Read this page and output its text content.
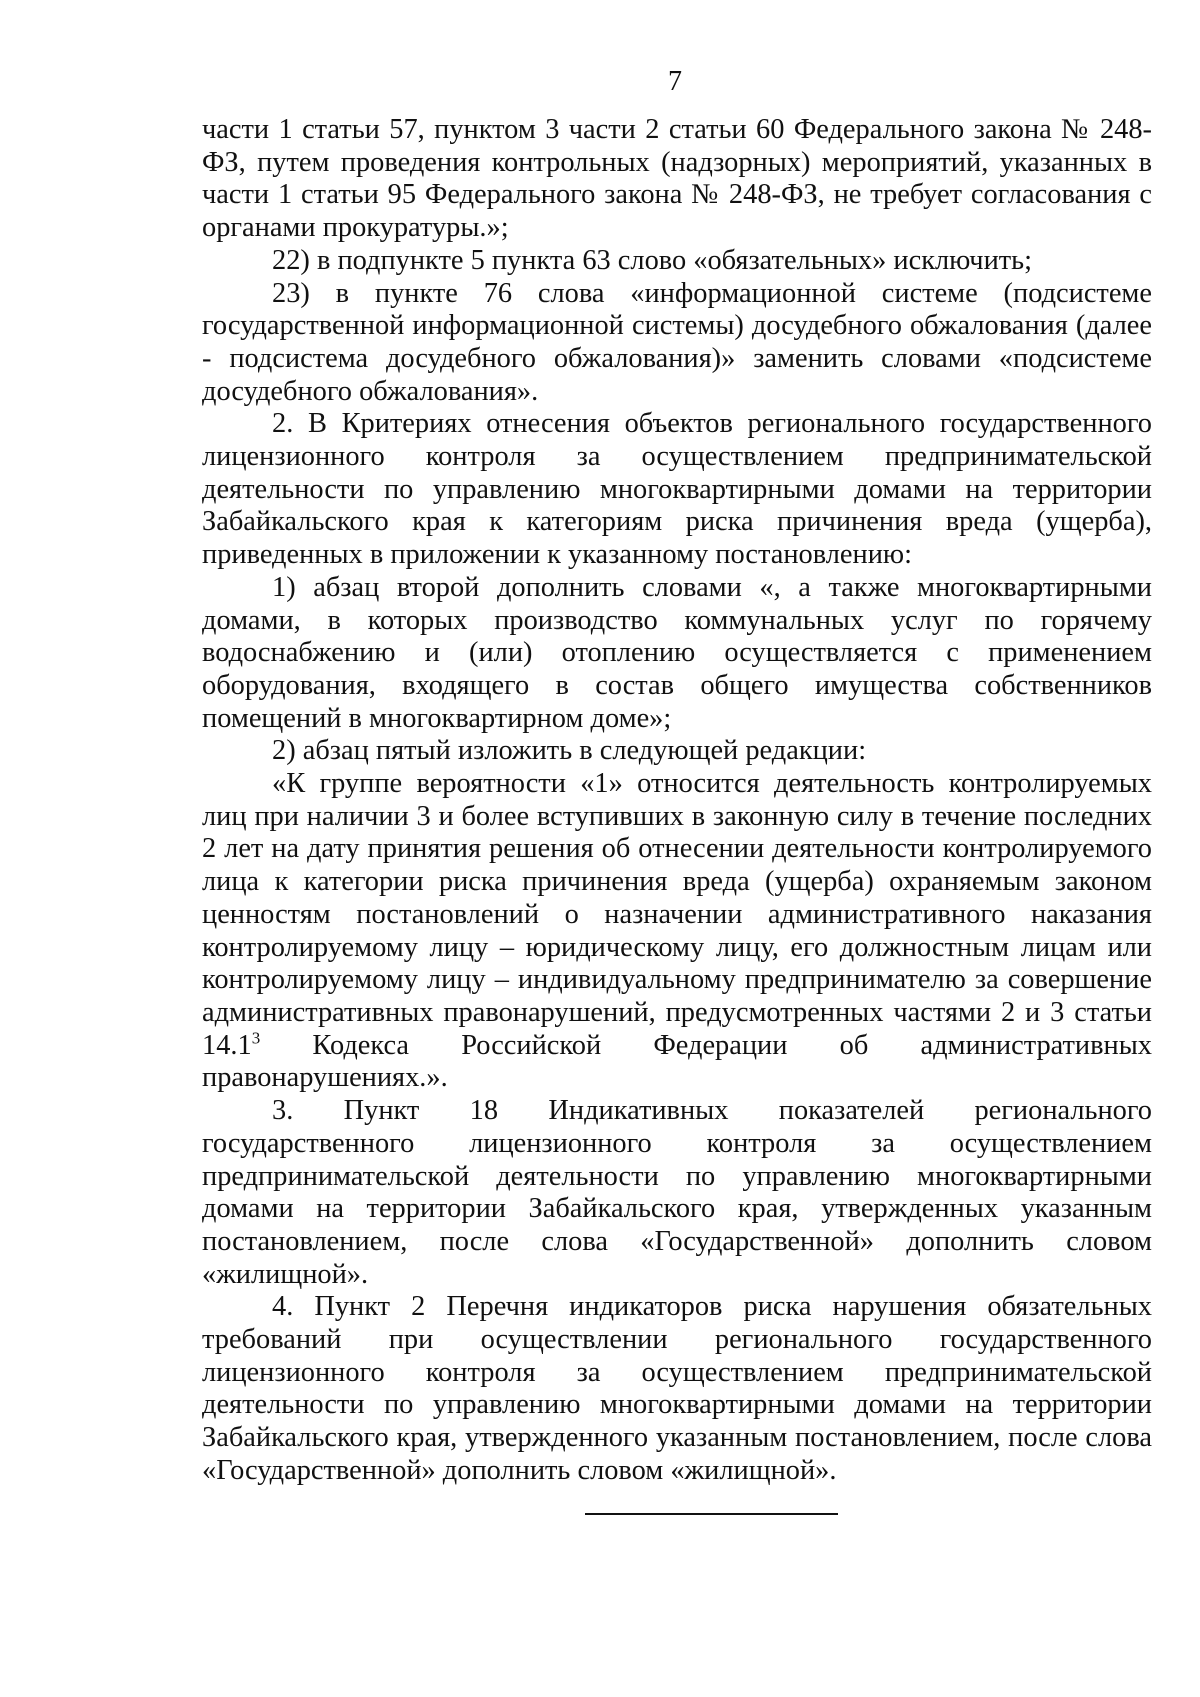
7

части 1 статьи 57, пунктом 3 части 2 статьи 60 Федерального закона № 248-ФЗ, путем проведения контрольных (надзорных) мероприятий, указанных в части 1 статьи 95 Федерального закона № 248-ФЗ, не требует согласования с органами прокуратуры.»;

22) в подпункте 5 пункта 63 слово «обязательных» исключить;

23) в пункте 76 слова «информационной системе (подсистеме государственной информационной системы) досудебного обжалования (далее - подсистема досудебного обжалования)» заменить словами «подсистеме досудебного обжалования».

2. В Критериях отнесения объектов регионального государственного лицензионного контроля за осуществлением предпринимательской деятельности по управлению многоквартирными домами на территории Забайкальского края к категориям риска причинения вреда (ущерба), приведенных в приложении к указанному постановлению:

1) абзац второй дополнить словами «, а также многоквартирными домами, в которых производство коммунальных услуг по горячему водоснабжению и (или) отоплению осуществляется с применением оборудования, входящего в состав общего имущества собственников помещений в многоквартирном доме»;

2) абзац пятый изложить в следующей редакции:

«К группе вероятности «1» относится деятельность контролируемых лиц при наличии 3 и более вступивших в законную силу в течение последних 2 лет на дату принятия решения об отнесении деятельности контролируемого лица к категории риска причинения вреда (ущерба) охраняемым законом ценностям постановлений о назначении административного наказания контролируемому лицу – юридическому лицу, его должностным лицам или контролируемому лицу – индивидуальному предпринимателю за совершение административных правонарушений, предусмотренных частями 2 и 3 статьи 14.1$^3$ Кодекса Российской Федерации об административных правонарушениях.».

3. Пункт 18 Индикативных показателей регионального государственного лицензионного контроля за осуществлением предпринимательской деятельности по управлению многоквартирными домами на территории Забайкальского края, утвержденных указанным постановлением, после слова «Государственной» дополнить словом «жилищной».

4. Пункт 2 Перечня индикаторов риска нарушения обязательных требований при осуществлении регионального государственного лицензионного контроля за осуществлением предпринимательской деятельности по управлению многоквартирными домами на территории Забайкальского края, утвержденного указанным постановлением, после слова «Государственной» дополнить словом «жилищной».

**Your goal:** Take every line that includes the string "постановлением" and copy it.

**Correct answer:**
3. Пункт 18 Индикативных показателей регионального государственного лицензионного контроля за осуществлением предпринимательской деятельности по управлению многоквартирными домами на территории Забайкальского края, утвержденных указанным постановлением, после слова «Государственной» дополнить словом «жилищной».
4. Пункт 2 Перечня индикаторов риска нарушения обязательных требований при осуществлении регионального государственного лицензионного контроля за осуществлением предпринимательской деятельности по управлению многоквартирными домами на территории Забайкальского края, утвержденного указанным постановлением, после слова «Государственной» дополнить словом «жилищной».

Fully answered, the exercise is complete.